*Goal*
Copy every line in the records below that contains the word "this".

Dataset records:
╔══

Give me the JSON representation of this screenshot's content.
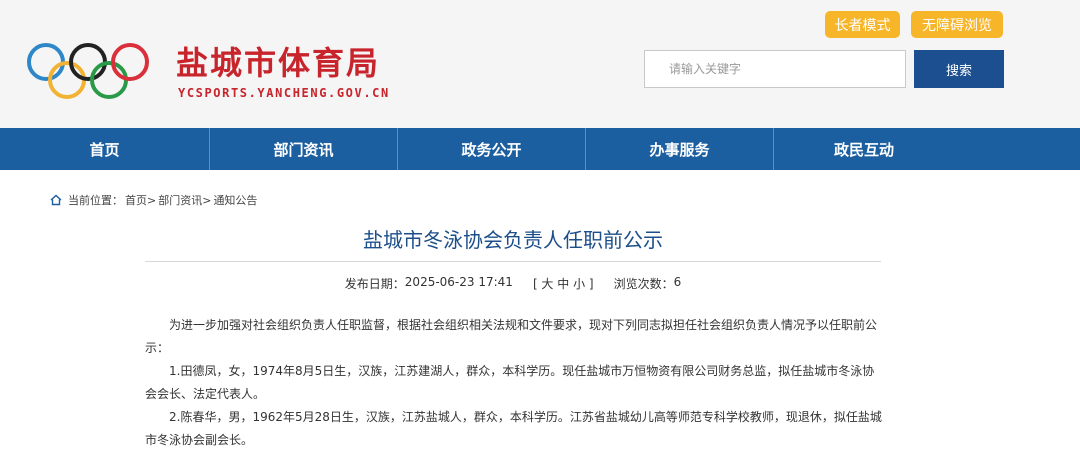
{
  "header": {
    "site_title": "盐城市体育局",
    "site_domain": "YCSPORTS.YANCHENG.GOV.CN",
    "elder_mode": "长者模式",
    "accessible_mode": "无障碍浏览",
    "search_placeholder": "请输入关键字",
    "search_button": "搜索",
    "ring_colors": [
      "#2e88c8",
      "#f2b233",
      "#222222",
      "#2a9a48",
      "#d9303b"
    ]
  },
  "nav": {
    "items": [
      "首页",
      "部门资讯",
      "政务公开",
      "办事服务",
      "政民互动"
    ]
  },
  "breadcrumb": {
    "prefix": "当前位置：",
    "items": [
      "首页>",
      "部门资讯>",
      "通知公告"
    ]
  },
  "article": {
    "title": "盐城市冬泳协会负责人任职前公示",
    "publish_label": "发布日期：",
    "publish_date": "2025-06-23 17:41",
    "font_size_control": "[ 大 中 小 ]",
    "views_label": "浏览次数：",
    "views": "6",
    "paragraphs": [
      "为进一步加强对社会组织负责人任职监督，根据社会组织相关法规和文件要求，现对下列同志拟担任社会组织负责人情况予以任职前公示：",
      "1.田德凤，女，1974年8月5日生，汉族，江苏建湖人，群众，本科学历。现任盐城市万恒物资有限公司财务总监，拟任盐城市冬泳协会会长、法定代表人。",
      "2.陈春华，男，1962年5月28日生，汉族，江苏盐城人，群众，本科学历。江苏省盐城幼儿高等师范专科学校教师，现退休，拟任盐城市冬泳协会副会长。"
    ]
  }
}
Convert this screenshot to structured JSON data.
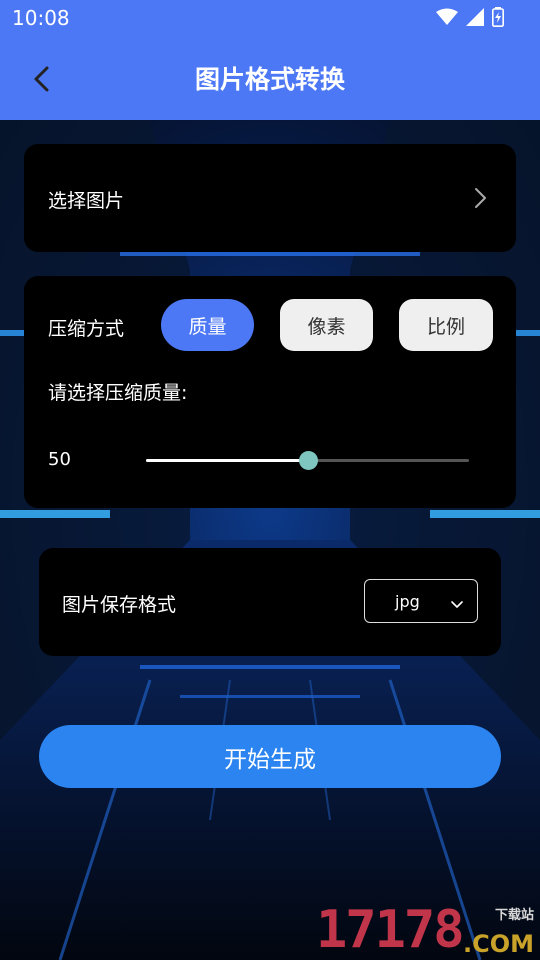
{
  "status_bar": {
    "time": "10:08"
  },
  "header": {
    "title": "图片格式转换"
  },
  "select_image": {
    "label": "选择图片"
  },
  "compression": {
    "mode_label": "压缩方式",
    "options": [
      "质量",
      "像素",
      "比例"
    ],
    "selected": "质量",
    "quality_prompt": "请选择压缩质量:",
    "quality_value": "50",
    "quality_fraction": 0.5
  },
  "save_format": {
    "label": "图片保存格式",
    "value": "jpg"
  },
  "action": {
    "generate_label": "开始生成"
  },
  "watermark": {
    "number": "17178",
    "site_label": "下载站",
    "domain": ".COM"
  },
  "colors": {
    "accent": "#4d78f5",
    "button": "#2b84f0",
    "thumb": "#7ec6bf"
  }
}
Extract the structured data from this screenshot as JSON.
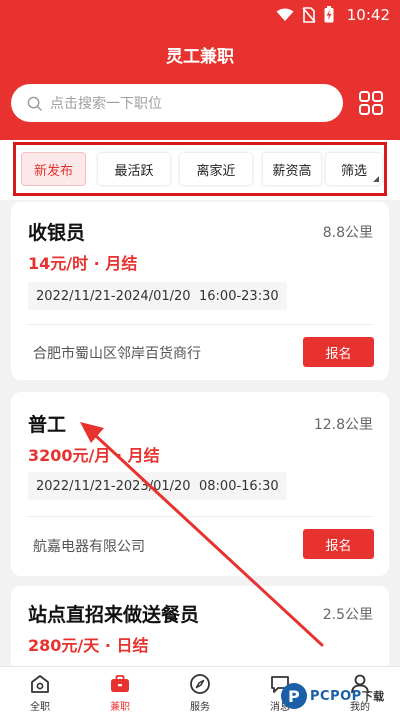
{
  "status_bar": {
    "time": "10:42",
    "icons": [
      "wifi-icon",
      "no-sim-icon",
      "battery-charging-icon"
    ]
  },
  "header": {
    "title": "灵工兼职"
  },
  "search": {
    "placeholder": "点击搜索一下职位"
  },
  "filters": [
    {
      "label": "新发布",
      "active": true
    },
    {
      "label": "最活跃",
      "active": false
    },
    {
      "label": "离家近",
      "active": false
    },
    {
      "label": "薪资高",
      "active": false
    },
    {
      "label": "筛选",
      "active": false
    }
  ],
  "jobs": [
    {
      "title": "收银员",
      "distance": "8.8公里",
      "pay": "14元/时 · 月结",
      "date_range": "2022/11/21-2024/01/20",
      "hours": "16:00-23:30",
      "company": "合肥市蜀山区邻岸百货商行",
      "apply_label": "报名"
    },
    {
      "title": "普工",
      "distance": "12.8公里",
      "pay": "3200元/月 · 月结",
      "date_range": "2022/11/21-2023/01/20",
      "hours": "08:00-16:30",
      "company": "航嘉电器有限公司",
      "apply_label": "报名"
    },
    {
      "title": "站点直招来做送餐员",
      "distance": "2.5公里",
      "pay": "280元/天 · 日结"
    }
  ],
  "bottom_nav": [
    {
      "label": "全职",
      "icon": "home-icon",
      "active": false
    },
    {
      "label": "兼职",
      "icon": "briefcase-icon",
      "active": true
    },
    {
      "label": "服务",
      "icon": "compass-icon",
      "active": false
    },
    {
      "label": "消息",
      "icon": "message-icon",
      "active": false
    },
    {
      "label": "我的",
      "icon": "user-icon",
      "active": false
    }
  ],
  "watermark": {
    "brand": "PCPOP",
    "suffix": "下载"
  },
  "colors": {
    "brand_red": "#e8322f",
    "highlight_red": "#d8191c",
    "background": "#f2f2f2"
  }
}
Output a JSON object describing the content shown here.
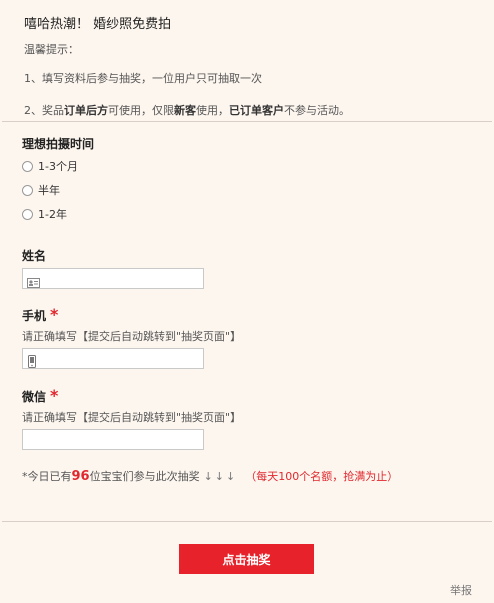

╚══

*Task solution*
Give me the JSON representation of this screenshot's content.
Convert this screenshot to structured JSON data.
Extract the structured data from this screenshot as JSON.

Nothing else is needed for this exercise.